| What is needed |
Copy every line of the data exactly, leaving nothing out.

Entries taken from a collection
:::::
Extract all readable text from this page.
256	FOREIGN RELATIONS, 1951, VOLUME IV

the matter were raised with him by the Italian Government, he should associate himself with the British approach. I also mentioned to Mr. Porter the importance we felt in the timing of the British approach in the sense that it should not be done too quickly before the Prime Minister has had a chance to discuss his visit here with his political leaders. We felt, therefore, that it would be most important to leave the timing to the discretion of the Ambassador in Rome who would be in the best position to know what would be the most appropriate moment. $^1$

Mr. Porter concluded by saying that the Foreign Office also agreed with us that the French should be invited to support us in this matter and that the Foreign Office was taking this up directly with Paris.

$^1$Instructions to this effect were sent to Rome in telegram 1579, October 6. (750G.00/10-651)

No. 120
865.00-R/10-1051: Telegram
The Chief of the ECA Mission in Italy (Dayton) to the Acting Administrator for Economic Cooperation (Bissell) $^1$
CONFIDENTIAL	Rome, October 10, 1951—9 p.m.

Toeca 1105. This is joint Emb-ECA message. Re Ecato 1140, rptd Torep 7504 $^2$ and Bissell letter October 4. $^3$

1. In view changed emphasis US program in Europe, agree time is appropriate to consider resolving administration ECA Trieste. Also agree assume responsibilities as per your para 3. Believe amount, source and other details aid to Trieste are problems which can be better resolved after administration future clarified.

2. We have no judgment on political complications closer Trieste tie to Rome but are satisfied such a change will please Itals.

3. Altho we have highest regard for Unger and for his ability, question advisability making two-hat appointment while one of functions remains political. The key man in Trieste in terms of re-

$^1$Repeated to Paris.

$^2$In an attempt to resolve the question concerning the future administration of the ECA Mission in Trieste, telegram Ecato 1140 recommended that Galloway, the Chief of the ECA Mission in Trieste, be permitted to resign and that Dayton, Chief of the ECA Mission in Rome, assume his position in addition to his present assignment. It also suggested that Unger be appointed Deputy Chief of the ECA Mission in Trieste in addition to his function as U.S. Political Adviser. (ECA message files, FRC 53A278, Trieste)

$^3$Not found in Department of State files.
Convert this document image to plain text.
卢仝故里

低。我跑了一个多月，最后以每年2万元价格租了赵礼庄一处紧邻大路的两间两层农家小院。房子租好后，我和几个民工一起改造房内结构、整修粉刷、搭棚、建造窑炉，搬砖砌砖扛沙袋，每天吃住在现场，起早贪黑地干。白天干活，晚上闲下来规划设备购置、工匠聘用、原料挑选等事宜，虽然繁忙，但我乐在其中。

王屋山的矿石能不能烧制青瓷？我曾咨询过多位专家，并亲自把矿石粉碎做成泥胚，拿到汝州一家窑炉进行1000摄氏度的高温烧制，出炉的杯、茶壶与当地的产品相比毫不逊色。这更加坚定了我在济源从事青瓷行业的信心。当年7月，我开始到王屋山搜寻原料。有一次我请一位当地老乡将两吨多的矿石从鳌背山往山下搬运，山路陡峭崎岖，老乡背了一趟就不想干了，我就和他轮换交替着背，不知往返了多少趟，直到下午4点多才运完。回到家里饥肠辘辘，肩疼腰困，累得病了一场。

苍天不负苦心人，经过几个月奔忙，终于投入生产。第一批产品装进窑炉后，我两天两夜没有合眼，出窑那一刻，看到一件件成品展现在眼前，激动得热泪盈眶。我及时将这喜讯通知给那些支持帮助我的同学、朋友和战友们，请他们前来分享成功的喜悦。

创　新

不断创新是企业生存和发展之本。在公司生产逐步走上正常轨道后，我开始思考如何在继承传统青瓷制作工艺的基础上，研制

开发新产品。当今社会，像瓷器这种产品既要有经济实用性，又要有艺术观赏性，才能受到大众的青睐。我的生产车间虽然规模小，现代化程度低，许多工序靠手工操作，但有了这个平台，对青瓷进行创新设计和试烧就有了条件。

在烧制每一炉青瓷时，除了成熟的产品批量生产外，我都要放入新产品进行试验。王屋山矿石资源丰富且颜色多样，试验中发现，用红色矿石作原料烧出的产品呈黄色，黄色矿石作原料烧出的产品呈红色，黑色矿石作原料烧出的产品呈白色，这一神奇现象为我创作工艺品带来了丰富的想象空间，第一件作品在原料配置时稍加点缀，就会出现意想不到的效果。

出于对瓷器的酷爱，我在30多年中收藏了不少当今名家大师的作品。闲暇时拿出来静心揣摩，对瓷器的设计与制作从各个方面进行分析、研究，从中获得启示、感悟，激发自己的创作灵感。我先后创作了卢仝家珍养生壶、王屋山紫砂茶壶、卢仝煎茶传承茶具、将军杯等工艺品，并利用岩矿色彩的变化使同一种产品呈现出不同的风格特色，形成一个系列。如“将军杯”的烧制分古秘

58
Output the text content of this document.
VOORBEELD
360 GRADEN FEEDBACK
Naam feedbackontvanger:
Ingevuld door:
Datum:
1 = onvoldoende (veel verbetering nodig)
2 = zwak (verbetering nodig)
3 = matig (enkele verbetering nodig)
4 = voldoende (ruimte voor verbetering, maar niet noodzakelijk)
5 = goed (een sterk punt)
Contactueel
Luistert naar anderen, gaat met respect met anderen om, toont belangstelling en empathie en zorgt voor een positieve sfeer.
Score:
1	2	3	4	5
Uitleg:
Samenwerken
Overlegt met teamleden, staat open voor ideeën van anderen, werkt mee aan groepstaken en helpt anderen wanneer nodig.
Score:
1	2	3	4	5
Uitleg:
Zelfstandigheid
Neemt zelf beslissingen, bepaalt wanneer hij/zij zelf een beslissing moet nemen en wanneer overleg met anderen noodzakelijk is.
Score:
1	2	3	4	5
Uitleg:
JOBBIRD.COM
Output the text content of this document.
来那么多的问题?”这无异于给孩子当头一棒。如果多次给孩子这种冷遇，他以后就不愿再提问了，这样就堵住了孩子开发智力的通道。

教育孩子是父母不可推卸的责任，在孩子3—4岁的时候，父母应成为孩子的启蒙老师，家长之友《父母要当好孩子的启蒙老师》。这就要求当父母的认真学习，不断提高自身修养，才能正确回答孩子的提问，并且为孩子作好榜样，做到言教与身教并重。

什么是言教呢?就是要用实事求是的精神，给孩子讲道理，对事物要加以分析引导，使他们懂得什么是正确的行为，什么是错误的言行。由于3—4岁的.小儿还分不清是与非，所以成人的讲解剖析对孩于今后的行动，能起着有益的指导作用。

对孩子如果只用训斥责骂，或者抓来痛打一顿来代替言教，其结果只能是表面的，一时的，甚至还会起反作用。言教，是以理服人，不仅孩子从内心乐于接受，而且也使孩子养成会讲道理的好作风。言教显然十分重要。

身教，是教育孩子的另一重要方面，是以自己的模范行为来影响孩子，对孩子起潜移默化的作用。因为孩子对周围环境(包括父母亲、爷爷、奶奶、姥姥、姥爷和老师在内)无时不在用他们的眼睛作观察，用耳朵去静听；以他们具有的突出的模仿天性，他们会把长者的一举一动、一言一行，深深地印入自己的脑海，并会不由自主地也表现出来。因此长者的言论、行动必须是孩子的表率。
:::::
| Written answer |
Extract all readable text from this page.
256	FOREIGN RELATIONS, 1951, VOLUME IV

the matter were raised with him by the Italian Government, he should associate himself with the British approach. I also mentioned to Mr. Porter the importance we felt in the timing of the British approach in the sense that it should not be done too quickly before the Prime Minister has had a chance to discuss his visit here with his political leaders. We felt, therefore, that it would be most important to leave the timing to the discretion of the Ambassador in Rome who would be in the best position to know what would be the most appropriate moment. $^1$

Mr. Porter concluded by saying that the Foreign Office also agreed with us that the French should be invited to support us in this matter and that the Foreign Office was taking this up directly with Paris.

$^1$Instructions to this effect were sent to Rome in telegram 1579, October 6. (750G.00/10-651)

No. 120
865.00-R/10-1051: Telegram
The Chief of the ECA Mission in Italy (Dayton) to the Acting Administrator for Economic Cooperation (Bissell) $^1$
CONFIDENTIAL	Rome, October 10, 1951—9 p.m.

Toeca 1105. This is joint Emb-ECA message. Re Ecato 1140, rptd Torep 7504 $^2$ and Bissell letter October 4. $^3$

1. In view changed emphasis US program in Europe, agree time is appropriate to consider resolving administration ECA Trieste. Also agree assume responsibilities as per your para 3. Believe amount, source and other details aid to Trieste are problems which can be better resolved after administration future clarified.

2. We have no judgment on political complications closer Trieste tie to Rome but are satisfied such a change will please Itals.

3. Altho we have highest regard for Unger and for his ability, question advisability making two-hat appointment while one of functions remains political. The key man in Trieste in terms of re-

$^1$Repeated to Paris.

$^2$In an attempt to resolve the question concerning the future administration of the ECA Mission in Trieste, telegram Ecato 1140 recommended that Galloway, the Chief of the ECA Mission in Trieste, be permitted to resign and that Dayton, Chief of the ECA Mission in Rome, assume his position in addition to his present assignment. It also suggested that Unger be appointed Deputy Chief of the ECA Mission in Trieste in addition to his function as U.S. Political Adviser. (ECA message files, FRC 53A278, Trieste)

$^3$Not found in Department of State files.
Convert this document image to plain text.
卢仝故里

低。我跑了一个多月，最后以每年2万元价格租了赵礼庄一处紧邻大路的两间两层农家小院。房子租好后，我和几个民工一起改造房内结构、整修粉刷、搭棚、建造窑炉，搬砖砌砖扛沙袋，每天吃住在现场，起早贪黑地干。白天干活，晚上闲下来规划设备购置、工匠聘用、原料挑选等事宜，虽然繁忙，但我乐在其中。

王屋山的矿石能不能烧制青瓷？我曾咨询过多位专家，并亲自把矿石粉碎做成泥胚，拿到汝州一家窑炉进行1000摄氏度的高温烧制，出炉的杯、茶壶与当地的产品相比毫不逊色。这更加坚定了我在济源从事青瓷行业的信心。当年7月，我开始到王屋山搜寻原料。有一次我请一位当地老乡将两吨多的矿石从鳌背山往山下搬运，山路陡峭崎岖，老乡背了一趟就不想干了，我就和他轮换交替着背，不知往返了多少趟，直到下午4点多才运完。回到家里饥肠辘辘，肩疼腰困，累得病了一场。

苍天不负苦心人，经过几个月奔忙，终于投入生产。第一批产品装进窑炉后，我两天两夜没有合眼，出窑那一刻，看到一件件成品展现在眼前，激动得热泪盈眶。我及时将这喜讯通知给那些支持帮助我的同学、朋友和战友们，请他们前来分享成功的喜悦。

创　新

不断创新是企业生存和发展之本。在公司生产逐步走上正常轨道后，我开始思考如何在继承传统青瓷制作工艺的基础上，研制

开发新产品。当今社会，像瓷器这种产品既要有经济实用性，又要有艺术观赏性，才能受到大众的青睐。我的生产车间虽然规模小，现代化程度低，许多工序靠手工操作，但有了这个平台，对青瓷进行创新设计和试烧就有了条件。

在烧制每一炉青瓷时，除了成熟的产品批量生产外，我都要放入新产品进行试验。王屋山矿石资源丰富且颜色多样，试验中发现，用红色矿石作原料烧出的产品呈黄色，黄色矿石作原料烧出的产品呈红色，黑色矿石作原料烧出的产品呈白色，这一神奇现象为我创作工艺品带来了丰富的想象空间，第一件作品在原料配置时稍加点缀，就会出现意想不到的效果。

出于对瓷器的酷爱，我在30多年中收藏了不少当今名家大师的作品。闲暇时拿出来静心揣摩，对瓷器的设计与制作从各个方面进行分析、研究，从中获得启示、感悟，激发自己的创作灵感。我先后创作了卢仝家珍养生壶、王屋山紫砂茶壶、卢仝煎茶传承茶具、将军杯等工艺品，并利用岩矿色彩的变化使同一种产品呈现出不同的风格特色，形成一个系列。如“将军杯”的烧制分古秘

58
Output the text content of this document.
VOORBEELD
360 GRADEN FEEDBACK
Naam feedbackontvanger:
Ingevuld door:
Datum:
1 = onvoldoende (veel verbetering nodig)
2 = zwak (verbetering nodig)
3 = matig (enkele verbetering nodig)
4 = voldoende (ruimte voor verbetering, maar niet noodzakelijk)
5 = goed (een sterk punt)
Contactueel
Luistert naar anderen, gaat met respect met anderen om, toont belangstelling en empathie en zorgt voor een positieve sfeer.
Score:
1	2	3	4	5
Uitleg:
Samenwerken
Overlegt met teamleden, staat open voor ideeën van anderen, werkt mee aan groepstaken en helpt anderen wanneer nodig.
Score:
1	2	3	4	5
Uitleg:
Zelfstandigheid
Neemt zelf beslissingen, bepaalt wanneer hij/zij zelf een beslissing moet nemen en wanneer overleg met anderen noodzakelijk is.
Score:
1	2	3	4	5
Uitleg:
JOBBIRD.COM
Output the text content of this document.
来那么多的问题?”这无异于给孩子当头一棒。如果多次给孩子这种冷遇，他以后就不愿再提问了，这样就堵住了孩子开发智力的通道。

教育孩子是父母不可推卸的责任，在孩子3—4岁的时候，父母应成为孩子的启蒙老师，家长之友《父母要当好孩子的启蒙老师》。这就要求当父母的认真学习，不断提高自身修养，才能正确回答孩子的提问，并且为孩子作好榜样，做到言教与身教并重。

什么是言教呢?就是要用实事求是的精神，给孩子讲道理，对事物要加以分析引导，使他们懂得什么是正确的行为，什么是错误的言行。由于3—4岁的.小儿还分不清是与非，所以成人的讲解剖析对孩于今后的行动，能起着有益的指导作用。

对孩子如果只用训斥责骂，或者抓来痛打一顿来代替言教，其结果只能是表面的，一时的，甚至还会起反作用。言教，是以理服人，不仅孩子从内心乐于接受，而且也使孩子养成会讲道理的好作风。言教显然十分重要。

身教，是教育孩子的另一重要方面，是以自己的模范行为来影响孩子，对孩子起潜移默化的作用。因为孩子对周围环境(包括父母亲、爷爷、奶奶、姥姥、姥爷和老师在内)无时不在用他们的眼睛作观察，用耳朵去静听；以他们具有的突出的模仿天性，他们会把长者的一举一动、一言一行，深深地印入自己的脑海，并会不由自主地也表现出来。因此长者的言论、行动必须是孩子的表率。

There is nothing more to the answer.